## start Raw data

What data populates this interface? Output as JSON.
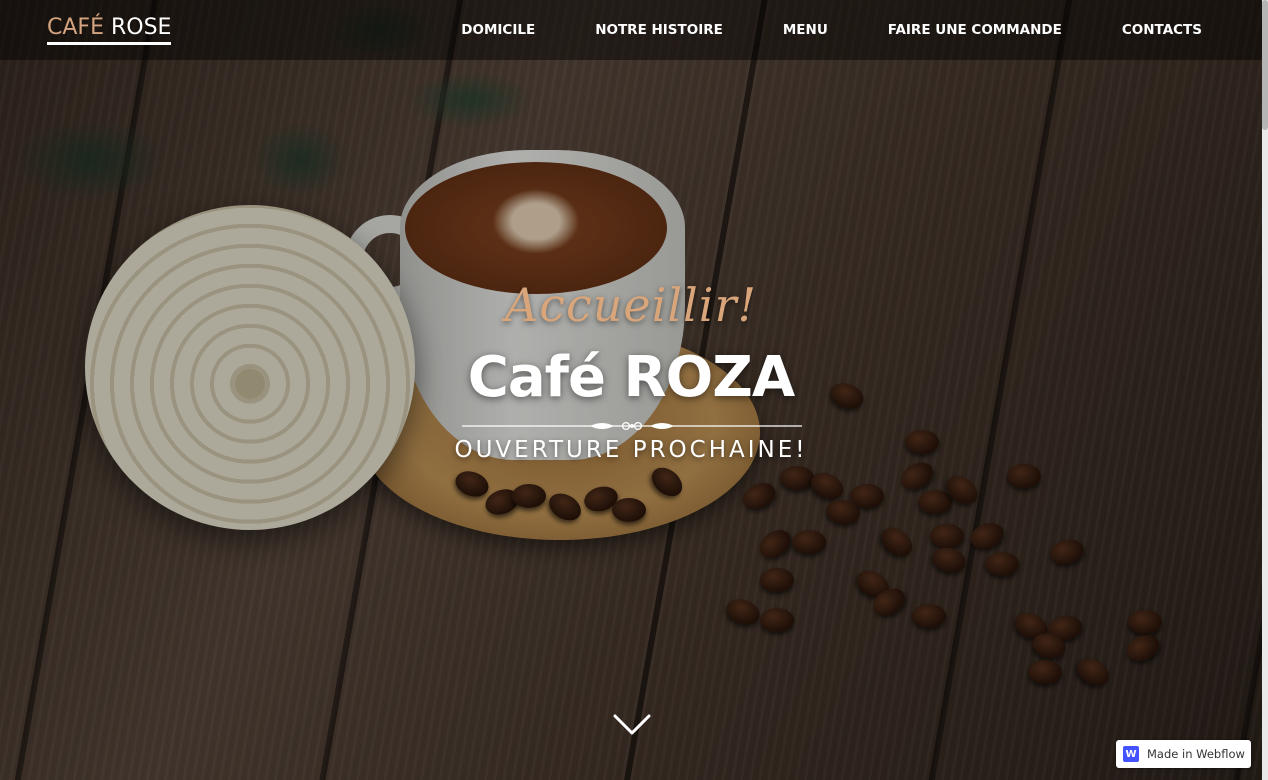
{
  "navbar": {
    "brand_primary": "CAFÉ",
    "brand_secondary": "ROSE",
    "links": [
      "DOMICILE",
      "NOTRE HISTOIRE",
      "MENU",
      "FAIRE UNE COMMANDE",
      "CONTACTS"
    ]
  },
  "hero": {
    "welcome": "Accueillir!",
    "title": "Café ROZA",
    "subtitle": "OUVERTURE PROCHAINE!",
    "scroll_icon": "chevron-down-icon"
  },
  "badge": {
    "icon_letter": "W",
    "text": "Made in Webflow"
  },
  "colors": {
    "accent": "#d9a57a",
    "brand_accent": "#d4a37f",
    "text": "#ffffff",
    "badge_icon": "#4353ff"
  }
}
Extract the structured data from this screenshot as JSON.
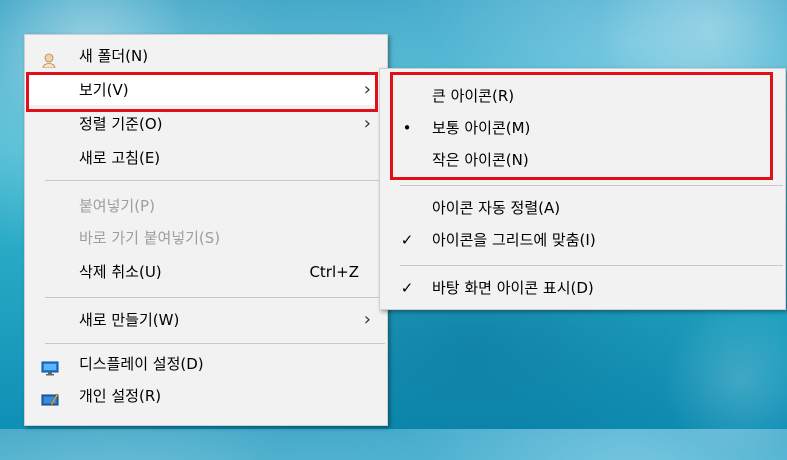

## end Raw data
## start Raw data

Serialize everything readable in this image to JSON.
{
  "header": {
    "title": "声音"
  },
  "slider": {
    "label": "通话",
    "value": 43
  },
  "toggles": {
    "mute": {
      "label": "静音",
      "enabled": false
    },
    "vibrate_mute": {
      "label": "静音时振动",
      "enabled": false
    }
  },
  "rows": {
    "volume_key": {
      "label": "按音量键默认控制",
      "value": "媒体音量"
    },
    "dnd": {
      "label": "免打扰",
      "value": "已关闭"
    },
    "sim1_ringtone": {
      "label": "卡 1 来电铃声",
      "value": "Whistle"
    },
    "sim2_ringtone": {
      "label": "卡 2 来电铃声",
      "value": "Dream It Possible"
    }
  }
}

## end Raw data
## start Raw data

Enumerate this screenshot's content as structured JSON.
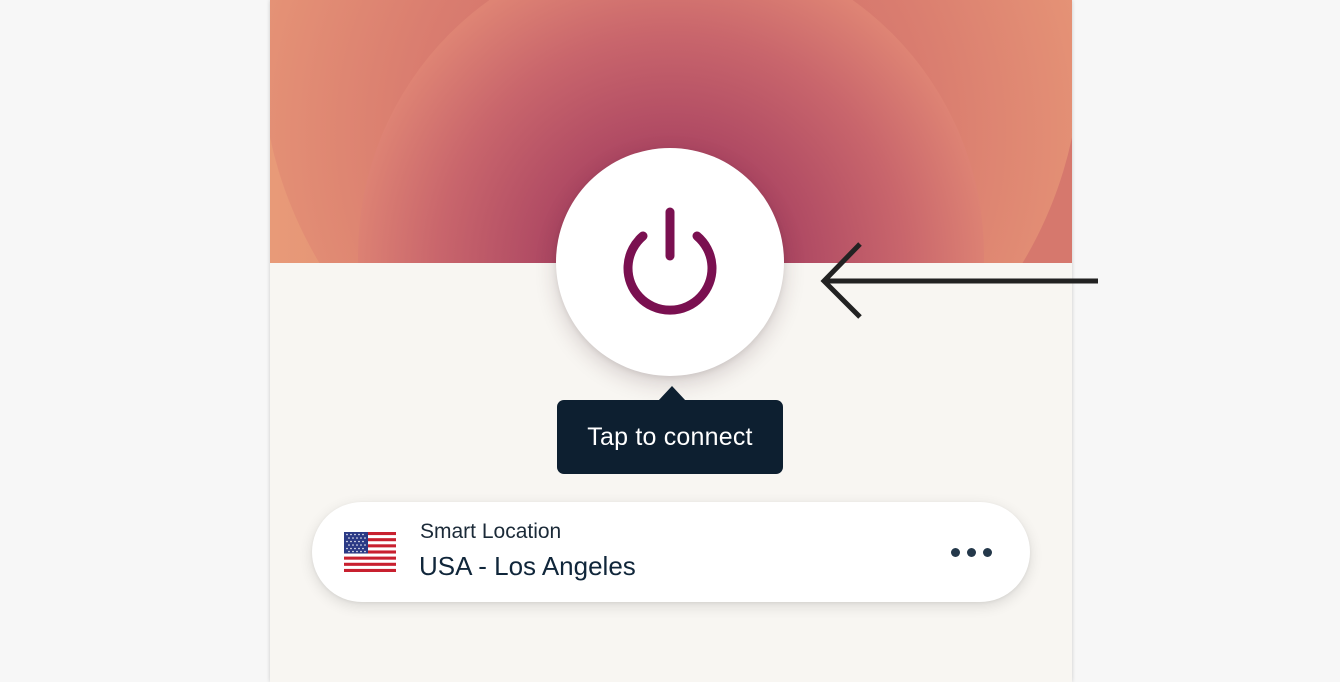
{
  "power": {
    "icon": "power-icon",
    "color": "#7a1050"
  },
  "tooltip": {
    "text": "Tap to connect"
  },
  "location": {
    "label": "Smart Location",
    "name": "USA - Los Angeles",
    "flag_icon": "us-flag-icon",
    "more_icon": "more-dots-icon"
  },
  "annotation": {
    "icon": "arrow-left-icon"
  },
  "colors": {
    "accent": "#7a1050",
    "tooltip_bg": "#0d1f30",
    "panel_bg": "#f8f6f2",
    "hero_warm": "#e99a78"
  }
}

## end Raw data

The problem: Looking above, find the stretch of lines that opens with the one holding "What data populates" and closes with the one holding "Extract the structured". Copy it exactly, pictures excluded.

The result:
What data populates this interface? Output as JSON.
{
  "navbar": {
    "brand_primary": "CAFÉ",
    "brand_secondary": "ROSE",
    "links": [
      "DOMICILE",
      "NOTRE HISTOIRE",
      "MENU",
      "FAIRE UNE COMMANDE",
      "CONTACTS"
    ]
  },
  "hero": {
    "welcome": "Accueillir!",
    "title": "Café ROZA",
    "subtitle": "OUVERTURE PROCHAINE!",
    "scroll_icon": "chevron-down-icon"
  },
  "badge": {
    "icon_letter": "W",
    "text": "Made in Webflow"
  },
  "colors": {
    "accent": "#d9a57a",
    "brand_accent": "#d4a37f",
    "text": "#ffffff",
    "badge_icon": "#4353ff"
  }
}
Extract the structured data from this screenshot as JSON.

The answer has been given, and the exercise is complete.